# [DATA SHOWN]
========================================================================

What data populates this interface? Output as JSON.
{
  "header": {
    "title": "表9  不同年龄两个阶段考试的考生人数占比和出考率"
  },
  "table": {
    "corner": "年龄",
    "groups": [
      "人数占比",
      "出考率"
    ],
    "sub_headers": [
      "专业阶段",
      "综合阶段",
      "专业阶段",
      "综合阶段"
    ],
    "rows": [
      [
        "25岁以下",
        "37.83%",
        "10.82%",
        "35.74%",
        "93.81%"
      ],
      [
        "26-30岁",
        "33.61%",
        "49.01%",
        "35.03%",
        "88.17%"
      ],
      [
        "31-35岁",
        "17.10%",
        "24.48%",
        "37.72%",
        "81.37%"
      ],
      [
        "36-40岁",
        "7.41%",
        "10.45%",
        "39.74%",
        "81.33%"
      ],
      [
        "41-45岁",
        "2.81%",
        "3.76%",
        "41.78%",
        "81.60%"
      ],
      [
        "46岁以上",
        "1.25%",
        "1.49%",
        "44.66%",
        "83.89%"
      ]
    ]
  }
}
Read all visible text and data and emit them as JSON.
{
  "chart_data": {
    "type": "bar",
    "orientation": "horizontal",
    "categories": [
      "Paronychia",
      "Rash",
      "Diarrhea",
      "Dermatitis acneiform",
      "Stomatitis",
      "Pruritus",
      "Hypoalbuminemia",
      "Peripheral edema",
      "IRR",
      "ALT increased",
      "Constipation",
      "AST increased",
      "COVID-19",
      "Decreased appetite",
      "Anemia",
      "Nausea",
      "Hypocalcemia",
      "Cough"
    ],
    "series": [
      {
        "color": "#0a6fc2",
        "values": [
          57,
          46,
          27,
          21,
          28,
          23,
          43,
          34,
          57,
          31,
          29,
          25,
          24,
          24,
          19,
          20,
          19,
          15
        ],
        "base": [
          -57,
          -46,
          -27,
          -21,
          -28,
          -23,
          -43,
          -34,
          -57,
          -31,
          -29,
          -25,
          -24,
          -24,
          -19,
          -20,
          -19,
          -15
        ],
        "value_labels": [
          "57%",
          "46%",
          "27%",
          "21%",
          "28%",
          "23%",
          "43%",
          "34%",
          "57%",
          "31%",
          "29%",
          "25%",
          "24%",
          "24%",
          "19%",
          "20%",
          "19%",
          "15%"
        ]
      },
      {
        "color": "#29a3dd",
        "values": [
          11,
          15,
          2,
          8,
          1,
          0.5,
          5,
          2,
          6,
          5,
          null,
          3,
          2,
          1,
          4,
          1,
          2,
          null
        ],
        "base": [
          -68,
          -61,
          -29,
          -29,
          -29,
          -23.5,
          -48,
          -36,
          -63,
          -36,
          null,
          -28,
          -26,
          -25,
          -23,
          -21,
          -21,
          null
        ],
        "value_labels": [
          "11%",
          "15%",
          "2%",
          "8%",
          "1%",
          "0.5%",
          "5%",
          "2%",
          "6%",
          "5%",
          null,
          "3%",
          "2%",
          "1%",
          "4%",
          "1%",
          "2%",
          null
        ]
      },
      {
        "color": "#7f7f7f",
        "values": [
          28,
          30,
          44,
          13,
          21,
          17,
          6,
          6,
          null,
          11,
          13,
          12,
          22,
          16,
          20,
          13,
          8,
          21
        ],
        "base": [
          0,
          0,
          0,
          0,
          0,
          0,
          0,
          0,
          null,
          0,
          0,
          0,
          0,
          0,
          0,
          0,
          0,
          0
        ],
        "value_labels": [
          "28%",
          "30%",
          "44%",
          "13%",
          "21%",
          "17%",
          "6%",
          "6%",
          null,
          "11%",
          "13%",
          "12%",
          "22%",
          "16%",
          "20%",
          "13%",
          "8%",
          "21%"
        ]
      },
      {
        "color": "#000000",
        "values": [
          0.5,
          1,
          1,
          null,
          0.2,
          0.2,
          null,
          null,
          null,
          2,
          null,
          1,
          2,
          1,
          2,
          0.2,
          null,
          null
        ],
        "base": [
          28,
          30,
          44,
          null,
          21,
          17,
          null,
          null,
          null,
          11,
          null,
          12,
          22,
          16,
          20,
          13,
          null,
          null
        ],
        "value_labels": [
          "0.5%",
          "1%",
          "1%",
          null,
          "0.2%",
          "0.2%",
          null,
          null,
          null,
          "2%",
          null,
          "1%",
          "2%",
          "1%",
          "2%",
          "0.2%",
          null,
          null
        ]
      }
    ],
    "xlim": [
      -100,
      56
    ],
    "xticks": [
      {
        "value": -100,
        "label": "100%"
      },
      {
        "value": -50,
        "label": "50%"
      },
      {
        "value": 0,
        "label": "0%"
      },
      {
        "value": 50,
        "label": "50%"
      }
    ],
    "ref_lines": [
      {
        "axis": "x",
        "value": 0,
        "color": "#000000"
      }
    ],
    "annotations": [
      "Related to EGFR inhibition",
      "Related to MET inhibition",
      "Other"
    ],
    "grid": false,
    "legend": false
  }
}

========================================================================

# [SHORT PROBLEM]
Each line of the material must be restated exactly.

# [WRITTEN SOLUTION]
What data populates this interface? Output as JSON.
{
  "header": {
    "title": "表9  不同年龄两个阶段考试的考生人数占比和出考率"
  },
  "table": {
    "corner": "年龄",
    "groups": [
      "人数占比",
      "出考率"
    ],
    "sub_headers": [
      "专业阶段",
      "综合阶段",
      "专业阶段",
      "综合阶段"
    ],
    "rows": [
      [
        "25岁以下",
        "37.83%",
        "10.82%",
        "35.74%",
        "93.81%"
      ],
      [
        "26-30岁",
        "33.61%",
        "49.01%",
        "35.03%",
        "88.17%"
      ],
      [
        "31-35岁",
        "17.10%",
        "24.48%",
        "37.72%",
        "81.37%"
      ],
      [
        "36-40岁",
        "7.41%",
        "10.45%",
        "39.74%",
        "81.33%"
      ],
      [
        "41-45岁",
        "2.81%",
        "3.76%",
        "41.78%",
        "81.60%"
      ],
      [
        "46岁以上",
        "1.25%",
        "1.49%",
        "44.66%",
        "83.89%"
      ]
    ]
  }
}
Read all visible text and data and emit them as JSON.
{
  "chart_data": {
    "type": "bar",
    "orientation": "horizontal",
    "categories": [
      "Paronychia",
      "Rash",
      "Diarrhea",
      "Dermatitis acneiform",
      "Stomatitis",
      "Pruritus",
      "Hypoalbuminemia",
      "Peripheral edema",
      "IRR",
      "ALT increased",
      "Constipation",
      "AST increased",
      "COVID-19",
      "Decreased appetite",
      "Anemia",
      "Nausea",
      "Hypocalcemia",
      "Cough"
    ],
    "series": [
      {
        "color": "#0a6fc2",
        "values": [
          57,
          46,
          27,
          21,
          28,
          23,
          43,
          34,
          57,
          31,
          29,
          25,
          24,
          24,
          19,
          20,
          19,
          15
        ],
        "base": [
          -57,
          -46,
          -27,
          -21,
          -28,
          -23,
          -43,
          -34,
          -57,
          -31,
          -29,
          -25,
          -24,
          -24,
          -19,
          -20,
          -19,
          -15
        ],
        "value_labels": [
          "57%",
          "46%",
          "27%",
          "21%",
          "28%",
          "23%",
          "43%",
          "34%",
          "57%",
          "31%",
          "29%",
          "25%",
          "24%",
          "24%",
          "19%",
          "20%",
          "19%",
          "15%"
        ]
      },
      {
        "color": "#29a3dd",
        "values": [
          11,
          15,
          2,
          8,
          1,
          0.5,
          5,
          2,
          6,
          5,
          null,
          3,
          2,
          1,
          4,
          1,
          2,
          null
        ],
        "base": [
          -68,
          -61,
          -29,
          -29,
          -29,
          -23.5,
          -48,
          -36,
          -63,
          -36,
          null,
          -28,
          -26,
          -25,
          -23,
          -21,
          -21,
          null
        ],
        "value_labels": [
          "11%",
          "15%",
          "2%",
          "8%",
          "1%",
          "0.5%",
          "5%",
          "2%",
          "6%",
          "5%",
          null,
          "3%",
          "2%",
          "1%",
          "4%",
          "1%",
          "2%",
          null
        ]
      },
      {
        "color": "#7f7f7f",
        "values": [
          28,
          30,
          44,
          13,
          21,
          17,
          6,
          6,
          null,
          11,
          13,
          12,
          22,
          16,
          20,
          13,
          8,
          21
        ],
        "base": [
          0,
          0,
          0,
          0,
          0,
          0,
          0,
          0,
          null,
          0,
          0,
          0,
          0,
          0,
          0,
          0,
          0,
          0
        ],
        "value_labels": [
          "28%",
          "30%",
          "44%",
          "13%",
          "21%",
          "17%",
          "6%",
          "6%",
          null,
          "11%",
          "13%",
          "12%",
          "22%",
          "16%",
          "20%",
          "13%",
          "8%",
          "21%"
        ]
      },
      {
        "color": "#000000",
        "values": [
          0.5,
          1,
          1,
          null,
          0.2,
          0.2,
          null,
          null,
          null,
          2,
          null,
          1,
          2,
          1,
          2,
          0.2,
          null,
          null
        ],
        "base": [
          28,
          30,
          44,
          null,
          21,
          17,
          null,
          null,
          null,
          11,
          null,
          12,
          22,
          16,
          20,
          13,
          null,
          null
        ],
        "value_labels": [
          "0.5%",
          "1%",
          "1%",
          null,
          "0.2%",
          "0.2%",
          null,
          null,
          null,
          "2%",
          null,
          "1%",
          "2%",
          "1%",
          "2%",
          "0.2%",
          null,
          null
        ]
      }
    ],
    "xlim": [
      -100,
      56
    ],
    "xticks": [
      {
        "value": -100,
        "label": "100%"
      },
      {
        "value": -50,
        "label": "50%"
      },
      {
        "value": 0,
        "label": "0%"
      },
      {
        "value": 50,
        "label": "50%"
      }
    ],
    "ref_lines": [
      {
        "axis": "x",
        "value": 0,
        "color": "#000000"
      }
    ],
    "annotations": [
      "Related to EGFR inhibition",
      "Related to MET inhibition",
      "Other"
    ],
    "grid": false,
    "legend": false
  }
}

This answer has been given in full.